### [Solicitud de trabajo 1]
Según el texto sobre la primera confesión, ¿qué virtud tiene el lenguaje sencillo que se usa con los niños?
### [Solicitud de trabajo 2]
Reanude el texto sobre la primera confesión a partir de su última oración.

═══ Fragmento de texto ═══

Niño chico, milagro grande
Hace unos días mi hijo menor hizo su primera confesión, así que estuvimos hablándole sobre ese tema. Primero, para asegurarnos de que había entendido bien la mecánica, claro, y evitar que le contara al sacerdote los pecados de sus hermanos o algo así, pero ante todo para que comprendiera la importancia del sacramento, lo que era el perdón de los pecados y por qué se perdonaban, entre otras muchas cosas.
Mientras su madre y yo le estábamos explicando todo esto, pasó algo muy curioso: me quedé admirado de lo que decíamos. Ya sé que parece que no tiene sentido admirarse de algo que uno mismo está diciendo, pero el lenguaje sencillo que se usa con los niños tiene la virtud de ir al grano, a la realidad de las cosas, que es la que suscita la admiración.

═══ Registros de datos ═══

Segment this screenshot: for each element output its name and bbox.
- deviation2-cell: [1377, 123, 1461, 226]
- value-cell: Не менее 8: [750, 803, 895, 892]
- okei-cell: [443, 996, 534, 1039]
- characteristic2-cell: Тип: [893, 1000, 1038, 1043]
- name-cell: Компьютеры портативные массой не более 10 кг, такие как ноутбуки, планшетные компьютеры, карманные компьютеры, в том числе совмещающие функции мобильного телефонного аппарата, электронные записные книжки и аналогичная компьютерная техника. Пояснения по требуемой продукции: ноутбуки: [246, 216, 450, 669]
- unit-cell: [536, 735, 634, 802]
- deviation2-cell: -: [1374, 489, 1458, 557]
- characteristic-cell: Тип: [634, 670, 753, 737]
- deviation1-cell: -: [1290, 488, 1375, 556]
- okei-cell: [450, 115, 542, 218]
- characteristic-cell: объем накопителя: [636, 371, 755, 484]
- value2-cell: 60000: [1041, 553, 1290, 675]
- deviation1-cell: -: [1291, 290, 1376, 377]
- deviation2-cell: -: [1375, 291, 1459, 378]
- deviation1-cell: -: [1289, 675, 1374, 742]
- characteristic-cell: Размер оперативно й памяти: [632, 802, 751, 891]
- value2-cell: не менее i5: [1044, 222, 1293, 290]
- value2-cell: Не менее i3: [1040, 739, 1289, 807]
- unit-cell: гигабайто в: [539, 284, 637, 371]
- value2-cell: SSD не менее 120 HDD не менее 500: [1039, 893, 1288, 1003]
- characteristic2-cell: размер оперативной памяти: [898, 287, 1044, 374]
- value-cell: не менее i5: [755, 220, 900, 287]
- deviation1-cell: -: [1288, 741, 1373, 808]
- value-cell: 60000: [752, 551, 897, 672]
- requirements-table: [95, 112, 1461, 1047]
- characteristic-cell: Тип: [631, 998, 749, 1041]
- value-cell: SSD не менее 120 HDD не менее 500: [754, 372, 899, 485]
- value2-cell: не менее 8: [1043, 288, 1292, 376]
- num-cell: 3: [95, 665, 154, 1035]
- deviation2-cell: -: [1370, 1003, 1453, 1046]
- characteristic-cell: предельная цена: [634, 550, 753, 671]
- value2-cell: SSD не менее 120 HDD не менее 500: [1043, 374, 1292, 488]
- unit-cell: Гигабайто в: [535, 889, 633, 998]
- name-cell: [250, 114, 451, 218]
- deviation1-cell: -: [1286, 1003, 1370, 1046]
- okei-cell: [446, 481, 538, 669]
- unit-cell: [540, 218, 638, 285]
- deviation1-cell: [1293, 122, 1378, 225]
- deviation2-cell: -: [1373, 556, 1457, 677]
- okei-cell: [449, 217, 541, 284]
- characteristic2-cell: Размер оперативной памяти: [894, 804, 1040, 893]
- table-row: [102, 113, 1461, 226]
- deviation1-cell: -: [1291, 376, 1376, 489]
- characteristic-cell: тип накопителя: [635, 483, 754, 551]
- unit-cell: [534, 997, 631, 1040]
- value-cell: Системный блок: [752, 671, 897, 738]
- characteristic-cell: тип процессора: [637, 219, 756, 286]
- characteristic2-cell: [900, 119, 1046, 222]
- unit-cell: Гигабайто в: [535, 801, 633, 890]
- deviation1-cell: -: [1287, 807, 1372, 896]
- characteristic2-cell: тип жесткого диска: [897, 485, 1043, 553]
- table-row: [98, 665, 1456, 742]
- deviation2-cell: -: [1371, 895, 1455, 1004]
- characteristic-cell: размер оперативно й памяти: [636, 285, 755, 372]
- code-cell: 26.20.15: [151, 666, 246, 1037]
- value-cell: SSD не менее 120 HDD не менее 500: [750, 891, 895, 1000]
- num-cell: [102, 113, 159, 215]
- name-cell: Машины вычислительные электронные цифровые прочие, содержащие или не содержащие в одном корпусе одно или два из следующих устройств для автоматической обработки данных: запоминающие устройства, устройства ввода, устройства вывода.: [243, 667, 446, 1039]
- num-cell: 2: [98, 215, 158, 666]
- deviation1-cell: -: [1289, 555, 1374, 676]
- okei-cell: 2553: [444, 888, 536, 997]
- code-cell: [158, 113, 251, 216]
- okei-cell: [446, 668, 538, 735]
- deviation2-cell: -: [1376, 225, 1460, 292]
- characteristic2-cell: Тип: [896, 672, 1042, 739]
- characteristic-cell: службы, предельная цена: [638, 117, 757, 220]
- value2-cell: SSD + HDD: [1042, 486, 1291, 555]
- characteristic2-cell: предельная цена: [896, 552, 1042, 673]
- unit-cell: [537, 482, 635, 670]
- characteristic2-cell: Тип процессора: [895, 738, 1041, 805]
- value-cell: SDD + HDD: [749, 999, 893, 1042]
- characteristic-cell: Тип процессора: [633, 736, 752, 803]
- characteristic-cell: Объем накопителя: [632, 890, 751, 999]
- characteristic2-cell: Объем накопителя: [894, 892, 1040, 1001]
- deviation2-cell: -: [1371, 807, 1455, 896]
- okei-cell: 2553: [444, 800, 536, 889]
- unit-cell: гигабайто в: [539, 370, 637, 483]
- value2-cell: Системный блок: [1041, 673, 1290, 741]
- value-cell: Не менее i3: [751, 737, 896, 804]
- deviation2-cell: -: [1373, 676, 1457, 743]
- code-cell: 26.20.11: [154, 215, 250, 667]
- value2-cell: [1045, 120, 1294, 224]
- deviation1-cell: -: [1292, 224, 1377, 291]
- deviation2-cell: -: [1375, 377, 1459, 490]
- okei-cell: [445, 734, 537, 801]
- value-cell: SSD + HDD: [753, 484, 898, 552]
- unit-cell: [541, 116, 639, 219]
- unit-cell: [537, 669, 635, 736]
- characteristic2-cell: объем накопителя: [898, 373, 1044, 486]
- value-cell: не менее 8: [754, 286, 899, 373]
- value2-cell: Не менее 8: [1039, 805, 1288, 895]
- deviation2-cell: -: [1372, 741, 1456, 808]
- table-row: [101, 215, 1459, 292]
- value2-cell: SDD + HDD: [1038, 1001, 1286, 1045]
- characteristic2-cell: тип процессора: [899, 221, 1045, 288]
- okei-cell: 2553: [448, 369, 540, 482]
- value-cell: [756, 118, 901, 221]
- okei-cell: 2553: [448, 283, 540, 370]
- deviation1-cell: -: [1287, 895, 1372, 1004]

═══

### [Recuadro de respuesta 1]
La virtud de ir al grano, a la realidad de las cosas.

### [Recuadro de respuesta 2]
El perdón de los pecados, como le decíamos a Tomás, es un milagro. Pero un milagro de los grandes, de los que quitan el hipo y son requetemilagrosos, no un milagrito como dar la vista a un ciego o convertir el agua en vino. A fin de cuentas, la medicina podría avanzar lo suficiente para curar a un ciego de nacimiento y en las viñas se convierte todos los años en vino el agua de la lluvia. En cambio, el perdón de los pecados es algo que está reservado únicamente a Dios.